** Problem statement **
Collect each line holding the string "startknop".

** Information provided **

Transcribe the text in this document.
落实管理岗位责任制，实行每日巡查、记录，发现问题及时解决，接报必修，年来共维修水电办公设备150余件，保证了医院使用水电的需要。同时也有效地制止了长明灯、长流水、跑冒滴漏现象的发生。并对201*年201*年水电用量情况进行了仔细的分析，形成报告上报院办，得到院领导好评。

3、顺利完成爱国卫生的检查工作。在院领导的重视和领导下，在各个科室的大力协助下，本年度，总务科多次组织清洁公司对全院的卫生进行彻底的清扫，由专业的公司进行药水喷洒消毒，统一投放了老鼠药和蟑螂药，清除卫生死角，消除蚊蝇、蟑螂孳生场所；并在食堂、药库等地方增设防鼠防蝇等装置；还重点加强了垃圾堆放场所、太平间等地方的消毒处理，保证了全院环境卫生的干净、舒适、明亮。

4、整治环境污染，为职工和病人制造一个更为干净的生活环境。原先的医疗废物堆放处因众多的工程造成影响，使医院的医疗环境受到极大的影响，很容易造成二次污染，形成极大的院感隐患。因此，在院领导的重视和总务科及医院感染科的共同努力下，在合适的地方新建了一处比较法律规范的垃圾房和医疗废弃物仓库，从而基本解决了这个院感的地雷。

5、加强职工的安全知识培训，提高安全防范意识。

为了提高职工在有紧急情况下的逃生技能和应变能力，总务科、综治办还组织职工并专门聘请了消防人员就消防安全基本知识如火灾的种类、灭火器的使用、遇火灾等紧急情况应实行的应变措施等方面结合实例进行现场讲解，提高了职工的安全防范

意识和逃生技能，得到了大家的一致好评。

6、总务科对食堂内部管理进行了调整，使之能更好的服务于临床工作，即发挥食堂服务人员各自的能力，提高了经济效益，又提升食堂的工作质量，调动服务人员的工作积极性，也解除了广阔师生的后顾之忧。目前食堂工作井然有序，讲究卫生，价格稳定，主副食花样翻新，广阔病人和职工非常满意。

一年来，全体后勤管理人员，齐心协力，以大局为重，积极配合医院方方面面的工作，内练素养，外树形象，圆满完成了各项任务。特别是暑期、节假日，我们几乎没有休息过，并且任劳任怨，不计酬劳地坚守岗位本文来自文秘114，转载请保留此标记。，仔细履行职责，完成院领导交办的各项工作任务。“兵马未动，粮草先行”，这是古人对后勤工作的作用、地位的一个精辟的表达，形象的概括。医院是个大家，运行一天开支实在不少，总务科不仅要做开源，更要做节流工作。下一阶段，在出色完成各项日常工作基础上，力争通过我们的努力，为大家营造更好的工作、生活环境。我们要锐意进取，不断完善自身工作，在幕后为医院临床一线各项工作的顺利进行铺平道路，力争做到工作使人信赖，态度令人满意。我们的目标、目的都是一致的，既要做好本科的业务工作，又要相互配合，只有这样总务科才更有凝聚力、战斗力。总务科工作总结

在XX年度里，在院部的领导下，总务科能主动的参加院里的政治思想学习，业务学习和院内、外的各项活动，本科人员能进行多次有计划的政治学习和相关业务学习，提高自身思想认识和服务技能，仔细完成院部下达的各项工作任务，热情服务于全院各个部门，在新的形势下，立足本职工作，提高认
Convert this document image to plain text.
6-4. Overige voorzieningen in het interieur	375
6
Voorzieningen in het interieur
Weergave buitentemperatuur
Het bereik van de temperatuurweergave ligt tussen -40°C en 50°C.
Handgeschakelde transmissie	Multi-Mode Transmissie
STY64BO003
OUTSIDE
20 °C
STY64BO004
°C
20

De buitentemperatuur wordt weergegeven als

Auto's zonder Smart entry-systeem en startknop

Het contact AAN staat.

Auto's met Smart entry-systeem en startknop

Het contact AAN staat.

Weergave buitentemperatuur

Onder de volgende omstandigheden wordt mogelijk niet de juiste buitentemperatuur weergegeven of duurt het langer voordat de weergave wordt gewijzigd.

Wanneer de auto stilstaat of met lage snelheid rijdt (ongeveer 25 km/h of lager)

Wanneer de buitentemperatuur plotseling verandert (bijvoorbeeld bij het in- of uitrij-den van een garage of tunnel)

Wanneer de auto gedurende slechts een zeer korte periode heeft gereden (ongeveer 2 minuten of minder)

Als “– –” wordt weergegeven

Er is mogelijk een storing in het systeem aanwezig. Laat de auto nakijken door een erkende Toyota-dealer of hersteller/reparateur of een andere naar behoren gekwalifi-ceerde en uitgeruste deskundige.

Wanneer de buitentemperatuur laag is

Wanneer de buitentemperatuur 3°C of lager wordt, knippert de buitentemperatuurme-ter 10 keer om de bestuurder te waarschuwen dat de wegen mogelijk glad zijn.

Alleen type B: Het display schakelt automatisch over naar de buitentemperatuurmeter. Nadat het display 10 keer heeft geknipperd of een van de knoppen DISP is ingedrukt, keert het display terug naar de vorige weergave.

** Expected answer **
Auto's zonder Smart entry-systeem en startknop
Auto's met Smart entry-systeem en startknop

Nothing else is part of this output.